··· READING PASSAGE
Questions about example script local_fitting.py
hello list,
I started my IMP apprenticeship by trying to run and understand the example script local_fitting.py script. I spent some time rewritting it and parsing the documentation, and I come to you now with remaining questions. I am pretty new to the CryoEM field, so I will probably ask naïve questions. If some of these questions can be answered by reading a manual, please tell me which manual and I will be glad to read it.
1.) As a first remark concerning this script, the module IMP.algebra is used throughout the script, though never imported. Funnily, it puzzles my PyDev plugin but does not appear to lead to execution problems.
2.) I have problems wit regard to the resolution parameter and its apparent absence in density maps : at line 30 the header of a loaded density map is modified. dmap.get_header_writable().set_resolution(resolution) I though, the idea was to fix a possibly distinct resolution value for the resampled map; so I commented the line and replaced it by sampled_input_density.get_header_writable().set_resolution(resolution) at line 36… Which resulted in an error during the local fitting process. I thus checked wether the map header contained a resolution or not : >>> dmap.get_header().get_has_resolution() False >>> dmap.get_header().get_resolution() nan Does the resolution never appear it map files ? What is the incidence/relevance of "arbitrarily" setting this parameter such as it is apparently done in this example ?
3.) I don't fully understand the way objects share elements, and what happens when these elements are moved. For instance, the three objects : line 19 : mh=IMP.atom.read_pdb(IMP.em.get_example_path("input.pdb"),m,sel) line 24 : ps= IMP.Particles(IMP.core.get_leaves(mh)) line 58 : prot_rb = IMP.atom.setup_as_rigid_body(mh)
seem to share atoms since when moving : line 60 : IMP.core.transform(prot_rb,local_trans) it looks like every atoms in mh and in ps have also been moved.
I thus have the feeling that all three objects share references on the same atoms.
If this is true, I don't understand what happens when iteratively applying transformations to prot_rb at the end of the script : line 100 : prot_rb.set_transformation(fitting_sols.get_transformation(i)) line 102 : rmsd=IMP.atom.get_rmsd(IMP.core.XYZs(ps),IMP.core.XYZs(IMP.core.get_leaves(mh_ref))) line 103 : IMP.atom.write_pdb(mh,"temp_"+str(i)+".pdb") Since the transformations are applied iteratively, I would expect them to be composed; hence, parsing from 1 to fitting_sols.get_number_of_solutions() in this order or in reverse order would not lead to the same result. I checked this behavior, and the solutions are (happily) the same whatever the order in which they are parsed... and I can't guess why…
4.) Is there a difference between prot_rb.set_transformation and IMP.core.transform ?
······
··· PROVIDED MATERIAL
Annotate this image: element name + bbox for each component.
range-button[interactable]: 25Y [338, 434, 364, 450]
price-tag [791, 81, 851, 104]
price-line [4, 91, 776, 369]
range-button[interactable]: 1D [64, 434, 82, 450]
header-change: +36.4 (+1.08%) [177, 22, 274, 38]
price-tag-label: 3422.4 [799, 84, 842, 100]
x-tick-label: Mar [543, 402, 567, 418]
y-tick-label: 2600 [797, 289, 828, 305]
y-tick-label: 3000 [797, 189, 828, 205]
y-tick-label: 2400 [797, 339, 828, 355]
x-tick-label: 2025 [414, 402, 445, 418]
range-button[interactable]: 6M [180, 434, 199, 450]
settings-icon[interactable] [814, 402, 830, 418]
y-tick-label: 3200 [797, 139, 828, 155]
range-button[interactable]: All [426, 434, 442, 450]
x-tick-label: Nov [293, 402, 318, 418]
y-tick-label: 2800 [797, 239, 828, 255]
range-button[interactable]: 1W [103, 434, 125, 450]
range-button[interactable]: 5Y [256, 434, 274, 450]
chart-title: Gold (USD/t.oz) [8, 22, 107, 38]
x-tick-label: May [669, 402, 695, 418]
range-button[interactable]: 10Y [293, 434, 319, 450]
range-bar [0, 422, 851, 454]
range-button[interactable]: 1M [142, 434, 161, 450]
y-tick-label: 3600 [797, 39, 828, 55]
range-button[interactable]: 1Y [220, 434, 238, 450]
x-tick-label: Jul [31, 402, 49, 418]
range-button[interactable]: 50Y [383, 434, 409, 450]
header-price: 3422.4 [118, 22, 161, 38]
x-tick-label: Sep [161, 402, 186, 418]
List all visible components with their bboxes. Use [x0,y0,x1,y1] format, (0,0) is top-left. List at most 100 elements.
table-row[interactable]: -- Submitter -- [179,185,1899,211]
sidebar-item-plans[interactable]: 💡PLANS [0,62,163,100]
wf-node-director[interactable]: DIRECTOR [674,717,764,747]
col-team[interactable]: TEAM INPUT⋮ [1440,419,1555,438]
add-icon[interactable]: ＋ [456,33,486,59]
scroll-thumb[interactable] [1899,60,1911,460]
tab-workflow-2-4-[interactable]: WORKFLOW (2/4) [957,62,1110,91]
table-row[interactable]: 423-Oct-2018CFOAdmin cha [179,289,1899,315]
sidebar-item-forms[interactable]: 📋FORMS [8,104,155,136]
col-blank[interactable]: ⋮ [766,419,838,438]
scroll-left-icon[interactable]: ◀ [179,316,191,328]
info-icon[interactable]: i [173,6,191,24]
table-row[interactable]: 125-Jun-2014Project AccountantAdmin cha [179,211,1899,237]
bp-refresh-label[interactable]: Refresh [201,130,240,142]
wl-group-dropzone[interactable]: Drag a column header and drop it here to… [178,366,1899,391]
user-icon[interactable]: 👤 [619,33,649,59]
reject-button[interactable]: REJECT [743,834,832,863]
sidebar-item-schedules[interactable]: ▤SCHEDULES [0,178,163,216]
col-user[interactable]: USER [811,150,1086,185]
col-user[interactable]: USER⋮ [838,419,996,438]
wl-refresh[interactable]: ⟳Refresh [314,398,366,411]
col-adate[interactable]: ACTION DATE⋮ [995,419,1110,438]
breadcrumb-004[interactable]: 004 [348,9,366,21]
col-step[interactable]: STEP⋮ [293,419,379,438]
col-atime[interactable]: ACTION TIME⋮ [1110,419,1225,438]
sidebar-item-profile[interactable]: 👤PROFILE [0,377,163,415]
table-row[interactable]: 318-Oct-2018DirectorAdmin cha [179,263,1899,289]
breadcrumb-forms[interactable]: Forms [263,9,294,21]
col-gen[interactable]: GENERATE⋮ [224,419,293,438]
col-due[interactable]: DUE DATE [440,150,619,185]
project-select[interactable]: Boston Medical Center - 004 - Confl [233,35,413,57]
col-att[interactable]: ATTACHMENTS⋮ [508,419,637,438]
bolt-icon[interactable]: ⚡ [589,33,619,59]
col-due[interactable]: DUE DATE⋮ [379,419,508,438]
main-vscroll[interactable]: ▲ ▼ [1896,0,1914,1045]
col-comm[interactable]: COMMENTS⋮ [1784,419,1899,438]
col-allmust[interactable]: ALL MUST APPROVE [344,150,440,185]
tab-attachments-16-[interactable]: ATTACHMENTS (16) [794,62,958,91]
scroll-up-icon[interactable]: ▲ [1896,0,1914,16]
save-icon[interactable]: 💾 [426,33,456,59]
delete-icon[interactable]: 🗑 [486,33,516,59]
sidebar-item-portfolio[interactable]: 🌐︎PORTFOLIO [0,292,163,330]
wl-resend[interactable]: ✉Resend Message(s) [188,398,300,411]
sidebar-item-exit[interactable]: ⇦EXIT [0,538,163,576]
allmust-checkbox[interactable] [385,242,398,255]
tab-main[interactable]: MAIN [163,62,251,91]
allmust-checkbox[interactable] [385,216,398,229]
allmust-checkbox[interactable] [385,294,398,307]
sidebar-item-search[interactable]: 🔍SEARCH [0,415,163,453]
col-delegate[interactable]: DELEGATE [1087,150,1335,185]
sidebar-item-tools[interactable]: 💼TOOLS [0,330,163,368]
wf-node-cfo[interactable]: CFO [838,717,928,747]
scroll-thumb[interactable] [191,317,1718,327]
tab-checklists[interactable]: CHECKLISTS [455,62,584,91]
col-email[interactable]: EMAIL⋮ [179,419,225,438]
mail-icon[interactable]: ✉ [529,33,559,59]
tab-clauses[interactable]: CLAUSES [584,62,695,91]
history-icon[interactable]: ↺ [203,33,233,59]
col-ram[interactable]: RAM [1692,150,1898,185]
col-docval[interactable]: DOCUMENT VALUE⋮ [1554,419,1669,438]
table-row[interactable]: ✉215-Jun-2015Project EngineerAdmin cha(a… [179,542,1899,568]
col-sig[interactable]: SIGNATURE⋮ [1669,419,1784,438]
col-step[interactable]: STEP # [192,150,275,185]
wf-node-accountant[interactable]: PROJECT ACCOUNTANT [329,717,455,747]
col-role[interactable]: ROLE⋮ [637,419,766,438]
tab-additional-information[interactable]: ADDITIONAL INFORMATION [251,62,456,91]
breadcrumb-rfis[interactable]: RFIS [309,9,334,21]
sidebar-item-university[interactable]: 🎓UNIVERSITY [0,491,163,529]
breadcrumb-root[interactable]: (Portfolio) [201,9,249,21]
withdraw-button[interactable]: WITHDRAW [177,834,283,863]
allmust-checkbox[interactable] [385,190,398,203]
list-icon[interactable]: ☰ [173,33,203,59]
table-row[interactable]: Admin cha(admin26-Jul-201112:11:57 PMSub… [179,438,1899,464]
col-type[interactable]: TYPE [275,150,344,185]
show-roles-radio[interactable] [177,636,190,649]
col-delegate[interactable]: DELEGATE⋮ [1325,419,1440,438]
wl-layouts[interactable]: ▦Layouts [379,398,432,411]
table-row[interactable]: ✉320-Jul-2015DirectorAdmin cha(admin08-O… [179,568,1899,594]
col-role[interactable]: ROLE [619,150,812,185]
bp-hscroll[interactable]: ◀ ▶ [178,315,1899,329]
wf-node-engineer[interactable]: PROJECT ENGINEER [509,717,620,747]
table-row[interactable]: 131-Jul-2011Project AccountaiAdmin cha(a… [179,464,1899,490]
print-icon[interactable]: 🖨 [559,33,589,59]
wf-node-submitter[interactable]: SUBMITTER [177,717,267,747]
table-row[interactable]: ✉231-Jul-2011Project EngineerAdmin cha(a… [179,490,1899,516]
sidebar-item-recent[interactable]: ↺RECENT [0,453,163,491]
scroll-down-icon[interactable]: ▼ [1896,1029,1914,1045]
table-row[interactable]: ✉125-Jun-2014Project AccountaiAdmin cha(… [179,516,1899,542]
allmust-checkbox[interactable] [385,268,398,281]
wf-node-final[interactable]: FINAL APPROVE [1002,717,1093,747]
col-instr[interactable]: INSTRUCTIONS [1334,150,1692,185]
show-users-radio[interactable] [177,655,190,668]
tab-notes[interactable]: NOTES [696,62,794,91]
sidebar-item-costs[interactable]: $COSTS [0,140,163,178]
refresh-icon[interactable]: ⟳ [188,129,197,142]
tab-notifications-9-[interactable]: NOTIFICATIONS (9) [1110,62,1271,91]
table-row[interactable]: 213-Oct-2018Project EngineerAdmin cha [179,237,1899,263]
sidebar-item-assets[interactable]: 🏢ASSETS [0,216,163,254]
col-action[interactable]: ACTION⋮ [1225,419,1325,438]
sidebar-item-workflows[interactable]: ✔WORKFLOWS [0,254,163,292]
······
*EXERCISE TASKS*:
a) In the forum thread about local_fitting.py, which module is used throughout the script but never imported?
b) Print the entries starting at their first line and ending after the line that contains "price-tag-label: 3422.4 [799, 84, 842, 100]". Include both of those lines.

*IN RESPONSE*:
a) IMP.algebra

b)
Annotate this image: element name + bbox for each component.
range-button[interactable]: 25Y [338, 434, 364, 450]
price-tag [791, 81, 851, 104]
price-line [4, 91, 776, 369]
range-button[interactable]: 1D [64, 434, 82, 450]
header-change: +36.4 (+1.08%) [177, 22, 274, 38]
price-tag-label: 3422.4 [799, 84, 842, 100]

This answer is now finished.